* _Your goal_
In the listing below, locate the lines that hold "Потапова" and copy them.
□ □ □ □
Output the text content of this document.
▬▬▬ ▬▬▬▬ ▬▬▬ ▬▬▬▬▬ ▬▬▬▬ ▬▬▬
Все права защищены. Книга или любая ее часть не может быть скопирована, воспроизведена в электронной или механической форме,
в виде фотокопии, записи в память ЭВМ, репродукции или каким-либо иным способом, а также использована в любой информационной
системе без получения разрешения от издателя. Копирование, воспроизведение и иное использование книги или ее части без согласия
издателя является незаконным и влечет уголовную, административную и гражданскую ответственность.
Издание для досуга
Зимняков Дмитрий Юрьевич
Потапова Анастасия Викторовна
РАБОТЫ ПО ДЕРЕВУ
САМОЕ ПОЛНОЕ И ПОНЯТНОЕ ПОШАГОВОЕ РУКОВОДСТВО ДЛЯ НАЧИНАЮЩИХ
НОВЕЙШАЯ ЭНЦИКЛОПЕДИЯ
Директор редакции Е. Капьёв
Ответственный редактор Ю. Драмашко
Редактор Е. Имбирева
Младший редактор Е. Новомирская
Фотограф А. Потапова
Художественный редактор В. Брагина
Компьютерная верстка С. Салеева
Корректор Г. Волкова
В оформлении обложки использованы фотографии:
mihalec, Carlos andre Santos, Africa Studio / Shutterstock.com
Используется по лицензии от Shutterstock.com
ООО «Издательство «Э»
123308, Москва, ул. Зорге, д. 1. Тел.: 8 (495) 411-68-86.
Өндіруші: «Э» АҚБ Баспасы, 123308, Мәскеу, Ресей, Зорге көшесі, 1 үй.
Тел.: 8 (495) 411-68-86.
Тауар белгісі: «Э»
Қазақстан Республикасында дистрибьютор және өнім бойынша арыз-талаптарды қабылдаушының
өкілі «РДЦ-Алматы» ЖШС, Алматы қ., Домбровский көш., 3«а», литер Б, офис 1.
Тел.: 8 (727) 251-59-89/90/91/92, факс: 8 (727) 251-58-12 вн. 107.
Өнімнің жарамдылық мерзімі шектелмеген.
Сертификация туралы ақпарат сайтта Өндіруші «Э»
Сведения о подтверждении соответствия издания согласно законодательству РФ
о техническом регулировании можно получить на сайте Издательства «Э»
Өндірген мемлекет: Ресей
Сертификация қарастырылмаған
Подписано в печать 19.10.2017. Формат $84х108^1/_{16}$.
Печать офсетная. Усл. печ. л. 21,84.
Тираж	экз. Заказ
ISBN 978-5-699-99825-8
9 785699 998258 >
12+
□ □ □ □
* _Answer to the exercise_
Потапова Анастасия Викторовна
Фотограф А. Потапова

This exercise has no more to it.